Work required:
Keep the pictures out of the copy and repeat the records exactly.

Information provided:
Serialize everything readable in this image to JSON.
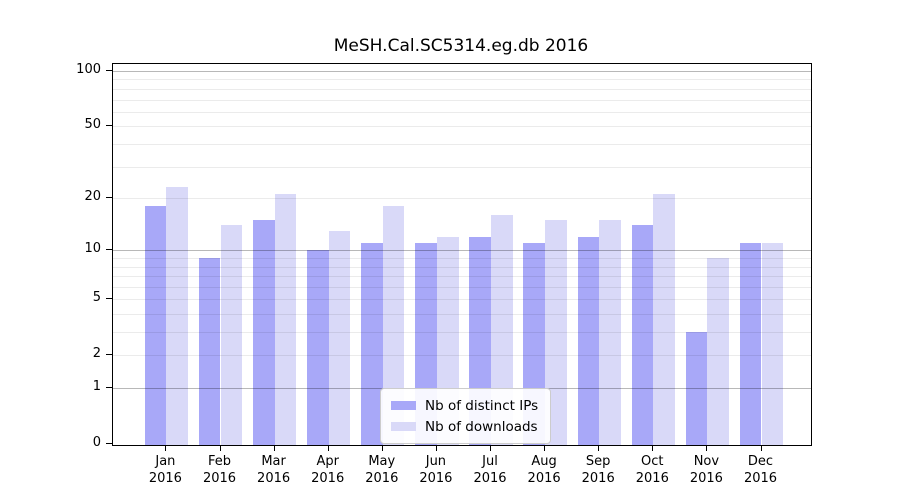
{
  "figure": {
    "title": "MeSH.Cal.SC5314.eg.db 2016"
  },
  "chart_data": {
    "type": "bar",
    "title": "MeSH.Cal.SC5314.eg.db 2016",
    "x_tick_months": [
      "Jan",
      "Feb",
      "Mar",
      "Apr",
      "May",
      "Jun",
      "Jul",
      "Aug",
      "Sep",
      "Oct",
      "Nov",
      "Dec"
    ],
    "x_tick_year": "2016",
    "series": [
      {
        "name": "Nb of distinct IPs",
        "color": "#a8a8f8",
        "values": [
          18,
          9,
          15,
          10,
          11,
          11,
          12,
          11,
          12,
          14,
          3,
          11
        ]
      },
      {
        "name": "Nb of downloads",
        "color": "#d9d9f8",
        "values": [
          23,
          14,
          21,
          13,
          18,
          12,
          16,
          15,
          15,
          21,
          9,
          11
        ]
      }
    ],
    "y_ticks": [
      0,
      1,
      2,
      5,
      10,
      20,
      50,
      100
    ],
    "y_minor_gridlines": [
      2,
      3,
      4,
      5,
      6,
      7,
      8,
      9,
      20,
      30,
      40,
      50,
      60,
      70,
      80,
      90
    ],
    "y_major_gridlines": [
      1,
      10,
      100
    ],
    "y_scale": "log10(1+value)",
    "ylim": [
      0,
      110
    ],
    "grid": "horizontal",
    "legend_position": "bottom-center",
    "background_color": "#ffffff",
    "axis_color": "#000000"
  }
}
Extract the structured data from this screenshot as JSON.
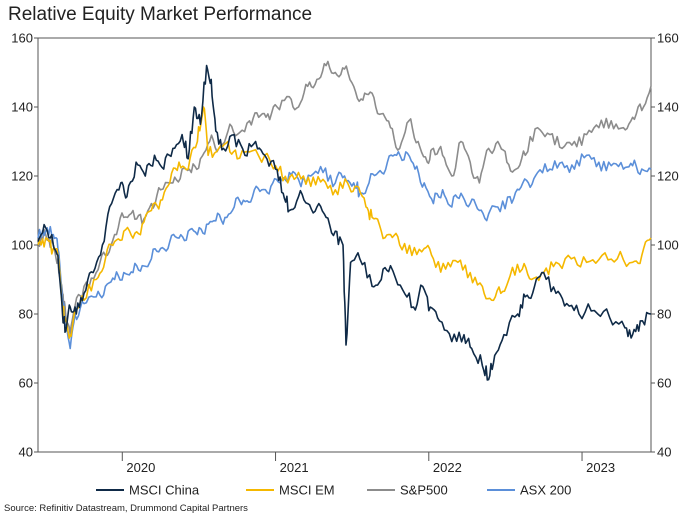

Solved problem:
Serialize everything readable in this image to JSON.
{
  "figure": {
    "title": "MeSH.Cal.SC5314.eg.db 2016"
  },
  "chart_data": {
    "type": "bar",
    "title": "MeSH.Cal.SC5314.eg.db 2016",
    "x_tick_months": [
      "Jan",
      "Feb",
      "Mar",
      "Apr",
      "May",
      "Jun",
      "Jul",
      "Aug",
      "Sep",
      "Oct",
      "Nov",
      "Dec"
    ],
    "x_tick_year": "2016",
    "series": [
      {
        "name": "Nb of distinct IPs",
        "color": "#a8a8f8",
        "values": [
          18,
          9,
          15,
          10,
          11,
          11,
          12,
          11,
          12,
          14,
          3,
          11
        ]
      },
      {
        "name": "Nb of downloads",
        "color": "#d9d9f8",
        "values": [
          23,
          14,
          21,
          13,
          18,
          12,
          16,
          15,
          15,
          21,
          9,
          11
        ]
      }
    ],
    "y_ticks": [
      0,
      1,
      2,
      5,
      10,
      20,
      50,
      100
    ],
    "y_minor_gridlines": [
      2,
      3,
      4,
      5,
      6,
      7,
      8,
      9,
      20,
      30,
      40,
      50,
      60,
      70,
      80,
      90
    ],
    "y_major_gridlines": [
      1,
      10,
      100
    ],
    "y_scale": "log10(1+value)",
    "ylim": [
      0,
      110
    ],
    "grid": "horizontal",
    "legend_position": "bottom-center",
    "background_color": "#ffffff",
    "axis_color": "#000000"
  }
}
Extract the structured data from this screenshot as JSON.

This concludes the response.